Which lines include the word "victimes"? Copy each of them.

Start Extracted information

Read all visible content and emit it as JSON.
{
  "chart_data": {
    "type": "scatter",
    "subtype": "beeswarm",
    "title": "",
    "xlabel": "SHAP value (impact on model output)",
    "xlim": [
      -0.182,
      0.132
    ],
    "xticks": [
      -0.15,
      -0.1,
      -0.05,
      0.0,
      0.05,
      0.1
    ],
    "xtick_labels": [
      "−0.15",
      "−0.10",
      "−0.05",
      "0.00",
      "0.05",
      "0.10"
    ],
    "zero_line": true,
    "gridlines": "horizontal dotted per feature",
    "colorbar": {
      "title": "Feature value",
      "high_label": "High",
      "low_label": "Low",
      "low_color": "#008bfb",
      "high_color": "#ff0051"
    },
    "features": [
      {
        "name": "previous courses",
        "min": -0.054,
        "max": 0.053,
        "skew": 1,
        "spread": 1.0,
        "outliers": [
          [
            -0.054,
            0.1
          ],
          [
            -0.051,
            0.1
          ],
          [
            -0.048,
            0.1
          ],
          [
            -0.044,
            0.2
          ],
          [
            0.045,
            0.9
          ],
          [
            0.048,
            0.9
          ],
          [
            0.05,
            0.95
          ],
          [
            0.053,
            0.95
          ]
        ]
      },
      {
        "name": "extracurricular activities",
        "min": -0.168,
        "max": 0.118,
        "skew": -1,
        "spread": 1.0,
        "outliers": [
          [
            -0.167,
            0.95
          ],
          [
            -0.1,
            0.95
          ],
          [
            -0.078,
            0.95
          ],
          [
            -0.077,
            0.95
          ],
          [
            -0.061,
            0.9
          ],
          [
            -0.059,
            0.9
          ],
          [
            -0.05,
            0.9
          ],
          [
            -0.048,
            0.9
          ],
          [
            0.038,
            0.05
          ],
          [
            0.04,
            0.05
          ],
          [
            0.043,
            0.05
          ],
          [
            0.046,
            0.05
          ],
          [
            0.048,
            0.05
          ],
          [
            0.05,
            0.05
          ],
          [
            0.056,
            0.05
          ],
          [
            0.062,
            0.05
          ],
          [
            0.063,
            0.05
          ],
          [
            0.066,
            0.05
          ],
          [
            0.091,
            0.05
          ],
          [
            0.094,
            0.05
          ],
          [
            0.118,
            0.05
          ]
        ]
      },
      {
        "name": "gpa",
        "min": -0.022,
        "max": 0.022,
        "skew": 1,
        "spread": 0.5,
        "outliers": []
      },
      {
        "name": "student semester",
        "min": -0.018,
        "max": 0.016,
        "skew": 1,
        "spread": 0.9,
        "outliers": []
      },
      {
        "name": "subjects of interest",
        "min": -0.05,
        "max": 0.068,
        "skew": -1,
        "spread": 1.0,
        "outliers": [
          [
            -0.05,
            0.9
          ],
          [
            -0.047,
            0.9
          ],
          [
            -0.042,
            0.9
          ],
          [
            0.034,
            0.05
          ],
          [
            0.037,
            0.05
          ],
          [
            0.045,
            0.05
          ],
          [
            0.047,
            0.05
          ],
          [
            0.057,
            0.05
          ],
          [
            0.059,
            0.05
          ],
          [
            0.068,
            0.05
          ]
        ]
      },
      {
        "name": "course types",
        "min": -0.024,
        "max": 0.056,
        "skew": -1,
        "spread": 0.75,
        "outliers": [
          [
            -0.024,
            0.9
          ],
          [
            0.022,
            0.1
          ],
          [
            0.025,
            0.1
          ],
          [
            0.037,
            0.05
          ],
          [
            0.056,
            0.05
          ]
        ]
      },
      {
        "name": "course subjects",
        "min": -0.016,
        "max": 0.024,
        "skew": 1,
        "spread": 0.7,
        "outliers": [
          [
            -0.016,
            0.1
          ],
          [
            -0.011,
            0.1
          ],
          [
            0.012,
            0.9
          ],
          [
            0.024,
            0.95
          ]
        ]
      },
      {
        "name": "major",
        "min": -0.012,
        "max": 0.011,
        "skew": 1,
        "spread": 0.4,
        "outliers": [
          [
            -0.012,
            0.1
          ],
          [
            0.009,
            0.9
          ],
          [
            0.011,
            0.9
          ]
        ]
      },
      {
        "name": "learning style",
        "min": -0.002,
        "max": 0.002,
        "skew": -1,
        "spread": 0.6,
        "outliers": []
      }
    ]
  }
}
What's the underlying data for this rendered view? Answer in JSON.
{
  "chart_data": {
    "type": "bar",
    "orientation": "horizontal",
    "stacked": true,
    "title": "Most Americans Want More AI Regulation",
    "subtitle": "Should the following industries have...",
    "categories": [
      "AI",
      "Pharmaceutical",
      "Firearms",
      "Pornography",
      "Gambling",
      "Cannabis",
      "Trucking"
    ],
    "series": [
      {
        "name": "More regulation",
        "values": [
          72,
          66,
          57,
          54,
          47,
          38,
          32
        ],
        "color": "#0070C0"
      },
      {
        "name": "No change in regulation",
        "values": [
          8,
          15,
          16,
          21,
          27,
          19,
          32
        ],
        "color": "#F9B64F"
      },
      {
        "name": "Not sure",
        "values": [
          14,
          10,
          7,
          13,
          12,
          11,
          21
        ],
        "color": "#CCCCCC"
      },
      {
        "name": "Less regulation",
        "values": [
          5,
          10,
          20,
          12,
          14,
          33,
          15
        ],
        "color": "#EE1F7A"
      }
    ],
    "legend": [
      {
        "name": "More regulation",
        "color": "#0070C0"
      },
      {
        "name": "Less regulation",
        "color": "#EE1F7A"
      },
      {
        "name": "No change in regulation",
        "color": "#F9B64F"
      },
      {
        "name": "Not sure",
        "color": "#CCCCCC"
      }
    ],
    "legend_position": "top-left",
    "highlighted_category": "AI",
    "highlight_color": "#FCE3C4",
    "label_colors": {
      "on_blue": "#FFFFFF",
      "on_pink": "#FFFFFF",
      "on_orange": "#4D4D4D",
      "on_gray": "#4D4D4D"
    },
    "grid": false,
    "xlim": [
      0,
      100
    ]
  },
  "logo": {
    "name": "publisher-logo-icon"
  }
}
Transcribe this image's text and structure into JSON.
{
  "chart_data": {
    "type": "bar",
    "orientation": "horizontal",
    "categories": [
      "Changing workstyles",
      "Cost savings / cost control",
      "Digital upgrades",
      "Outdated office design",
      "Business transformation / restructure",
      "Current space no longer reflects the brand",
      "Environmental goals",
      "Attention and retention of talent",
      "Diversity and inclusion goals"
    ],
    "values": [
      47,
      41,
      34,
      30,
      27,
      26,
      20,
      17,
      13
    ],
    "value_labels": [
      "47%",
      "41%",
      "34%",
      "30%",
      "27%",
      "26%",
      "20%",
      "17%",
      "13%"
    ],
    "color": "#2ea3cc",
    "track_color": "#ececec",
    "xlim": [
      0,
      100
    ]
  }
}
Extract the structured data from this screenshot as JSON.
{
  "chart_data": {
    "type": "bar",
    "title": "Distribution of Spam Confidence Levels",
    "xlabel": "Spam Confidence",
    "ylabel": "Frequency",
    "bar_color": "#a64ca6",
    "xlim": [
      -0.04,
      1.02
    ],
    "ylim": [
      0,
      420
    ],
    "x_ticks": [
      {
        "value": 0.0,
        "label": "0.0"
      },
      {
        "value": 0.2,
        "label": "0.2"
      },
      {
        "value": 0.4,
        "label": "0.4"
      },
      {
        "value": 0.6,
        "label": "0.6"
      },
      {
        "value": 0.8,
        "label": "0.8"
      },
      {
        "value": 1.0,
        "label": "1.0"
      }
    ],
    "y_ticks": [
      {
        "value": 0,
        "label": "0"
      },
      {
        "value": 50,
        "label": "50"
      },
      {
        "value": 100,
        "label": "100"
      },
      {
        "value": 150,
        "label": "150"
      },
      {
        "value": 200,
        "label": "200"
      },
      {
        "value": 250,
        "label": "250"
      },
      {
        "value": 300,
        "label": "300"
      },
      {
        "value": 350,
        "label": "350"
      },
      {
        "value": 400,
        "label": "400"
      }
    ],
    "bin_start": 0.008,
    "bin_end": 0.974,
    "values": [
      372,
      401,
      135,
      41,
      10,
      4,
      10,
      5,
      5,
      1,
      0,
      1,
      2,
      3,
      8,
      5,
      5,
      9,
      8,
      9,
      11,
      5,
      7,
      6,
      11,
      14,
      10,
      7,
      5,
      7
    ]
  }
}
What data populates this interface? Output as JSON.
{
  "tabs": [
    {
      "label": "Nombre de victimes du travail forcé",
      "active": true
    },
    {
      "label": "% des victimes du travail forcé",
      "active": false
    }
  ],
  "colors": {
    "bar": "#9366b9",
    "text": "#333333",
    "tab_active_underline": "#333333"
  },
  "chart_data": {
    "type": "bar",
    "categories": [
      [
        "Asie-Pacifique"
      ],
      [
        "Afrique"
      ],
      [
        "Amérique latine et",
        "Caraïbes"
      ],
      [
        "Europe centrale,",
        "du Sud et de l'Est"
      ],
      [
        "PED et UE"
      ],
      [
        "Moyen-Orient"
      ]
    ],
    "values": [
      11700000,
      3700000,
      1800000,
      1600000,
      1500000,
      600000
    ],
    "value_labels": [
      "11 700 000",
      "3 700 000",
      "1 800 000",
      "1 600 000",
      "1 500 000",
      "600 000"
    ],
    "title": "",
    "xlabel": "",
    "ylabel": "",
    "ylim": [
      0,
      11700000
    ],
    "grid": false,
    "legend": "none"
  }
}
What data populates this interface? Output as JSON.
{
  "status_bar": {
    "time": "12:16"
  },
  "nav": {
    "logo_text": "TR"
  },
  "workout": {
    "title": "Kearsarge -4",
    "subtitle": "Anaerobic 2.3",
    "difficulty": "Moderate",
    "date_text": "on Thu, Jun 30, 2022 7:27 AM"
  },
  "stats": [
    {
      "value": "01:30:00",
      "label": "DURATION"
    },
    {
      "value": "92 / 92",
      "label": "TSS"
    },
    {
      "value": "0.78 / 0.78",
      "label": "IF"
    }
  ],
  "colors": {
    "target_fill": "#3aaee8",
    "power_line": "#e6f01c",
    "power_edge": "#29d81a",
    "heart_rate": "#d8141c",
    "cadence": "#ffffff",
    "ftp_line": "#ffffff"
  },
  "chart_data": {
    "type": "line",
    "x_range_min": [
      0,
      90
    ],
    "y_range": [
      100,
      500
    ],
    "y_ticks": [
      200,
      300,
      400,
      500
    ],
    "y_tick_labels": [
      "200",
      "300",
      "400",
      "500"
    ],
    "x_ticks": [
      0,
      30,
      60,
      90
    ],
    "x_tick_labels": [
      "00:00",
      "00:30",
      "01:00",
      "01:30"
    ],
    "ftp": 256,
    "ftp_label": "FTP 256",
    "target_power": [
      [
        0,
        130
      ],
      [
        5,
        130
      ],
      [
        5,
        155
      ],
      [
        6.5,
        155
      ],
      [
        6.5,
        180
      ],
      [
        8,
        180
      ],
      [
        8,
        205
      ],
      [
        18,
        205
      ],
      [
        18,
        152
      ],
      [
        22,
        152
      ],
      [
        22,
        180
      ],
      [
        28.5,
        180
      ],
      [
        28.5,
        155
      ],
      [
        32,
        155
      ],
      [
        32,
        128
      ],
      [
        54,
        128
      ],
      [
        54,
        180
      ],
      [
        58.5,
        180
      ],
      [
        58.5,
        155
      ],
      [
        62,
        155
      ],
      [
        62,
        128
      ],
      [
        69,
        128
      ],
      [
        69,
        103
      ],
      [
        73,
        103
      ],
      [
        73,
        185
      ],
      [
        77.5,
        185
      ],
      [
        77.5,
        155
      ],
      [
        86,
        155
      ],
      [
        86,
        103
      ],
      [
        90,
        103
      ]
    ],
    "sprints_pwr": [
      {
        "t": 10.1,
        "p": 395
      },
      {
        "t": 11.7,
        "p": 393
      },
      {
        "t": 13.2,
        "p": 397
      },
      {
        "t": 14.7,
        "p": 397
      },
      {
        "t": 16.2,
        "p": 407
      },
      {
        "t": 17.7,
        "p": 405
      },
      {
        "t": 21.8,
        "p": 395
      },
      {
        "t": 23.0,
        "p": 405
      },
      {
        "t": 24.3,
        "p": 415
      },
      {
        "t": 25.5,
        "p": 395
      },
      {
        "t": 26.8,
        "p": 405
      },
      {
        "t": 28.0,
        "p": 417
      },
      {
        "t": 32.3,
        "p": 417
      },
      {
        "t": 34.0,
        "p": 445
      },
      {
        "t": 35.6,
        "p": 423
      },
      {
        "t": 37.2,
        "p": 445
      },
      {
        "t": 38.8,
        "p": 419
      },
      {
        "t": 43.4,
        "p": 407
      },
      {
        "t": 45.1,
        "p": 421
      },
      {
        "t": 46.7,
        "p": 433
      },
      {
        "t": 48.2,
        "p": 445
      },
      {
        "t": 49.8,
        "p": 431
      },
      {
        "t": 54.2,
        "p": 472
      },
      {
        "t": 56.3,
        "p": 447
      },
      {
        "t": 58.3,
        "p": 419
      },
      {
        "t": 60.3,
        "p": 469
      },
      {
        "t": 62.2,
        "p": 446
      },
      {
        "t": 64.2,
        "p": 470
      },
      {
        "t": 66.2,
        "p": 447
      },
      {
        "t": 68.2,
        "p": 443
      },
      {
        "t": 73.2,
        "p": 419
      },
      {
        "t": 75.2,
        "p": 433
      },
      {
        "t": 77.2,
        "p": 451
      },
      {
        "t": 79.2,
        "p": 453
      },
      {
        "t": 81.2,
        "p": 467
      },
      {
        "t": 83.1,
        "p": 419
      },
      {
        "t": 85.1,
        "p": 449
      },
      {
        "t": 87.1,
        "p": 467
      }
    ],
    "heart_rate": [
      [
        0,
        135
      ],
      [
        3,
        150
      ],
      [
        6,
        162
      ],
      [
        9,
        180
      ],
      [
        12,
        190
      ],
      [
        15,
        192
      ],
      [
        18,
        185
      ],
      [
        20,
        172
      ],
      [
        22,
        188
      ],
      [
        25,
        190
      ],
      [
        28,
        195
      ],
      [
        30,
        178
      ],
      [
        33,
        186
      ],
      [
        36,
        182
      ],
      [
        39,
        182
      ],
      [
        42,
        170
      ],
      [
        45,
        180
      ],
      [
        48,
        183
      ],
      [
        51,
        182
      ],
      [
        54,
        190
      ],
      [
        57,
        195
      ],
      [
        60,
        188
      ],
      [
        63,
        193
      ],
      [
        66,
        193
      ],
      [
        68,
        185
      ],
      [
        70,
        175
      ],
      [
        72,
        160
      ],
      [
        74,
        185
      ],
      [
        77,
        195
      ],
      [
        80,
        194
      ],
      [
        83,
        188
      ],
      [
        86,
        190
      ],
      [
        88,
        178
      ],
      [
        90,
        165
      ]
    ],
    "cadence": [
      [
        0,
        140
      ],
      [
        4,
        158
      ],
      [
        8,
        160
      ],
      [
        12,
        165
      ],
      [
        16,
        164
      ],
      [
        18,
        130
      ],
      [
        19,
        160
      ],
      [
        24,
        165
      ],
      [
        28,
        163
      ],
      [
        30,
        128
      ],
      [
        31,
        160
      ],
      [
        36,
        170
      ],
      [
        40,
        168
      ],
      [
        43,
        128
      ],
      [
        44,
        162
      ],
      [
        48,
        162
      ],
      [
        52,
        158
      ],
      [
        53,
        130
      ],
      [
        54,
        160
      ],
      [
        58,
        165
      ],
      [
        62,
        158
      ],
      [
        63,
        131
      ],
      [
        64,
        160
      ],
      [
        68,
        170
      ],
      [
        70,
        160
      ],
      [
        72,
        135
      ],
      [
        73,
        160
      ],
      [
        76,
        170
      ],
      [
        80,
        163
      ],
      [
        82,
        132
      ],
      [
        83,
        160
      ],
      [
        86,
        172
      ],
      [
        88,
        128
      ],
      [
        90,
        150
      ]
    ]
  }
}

End Extracted information

Correct result:
      "label": "Nombre de victimes du travail forcé",
      "label": "% des victimes du travail forcé",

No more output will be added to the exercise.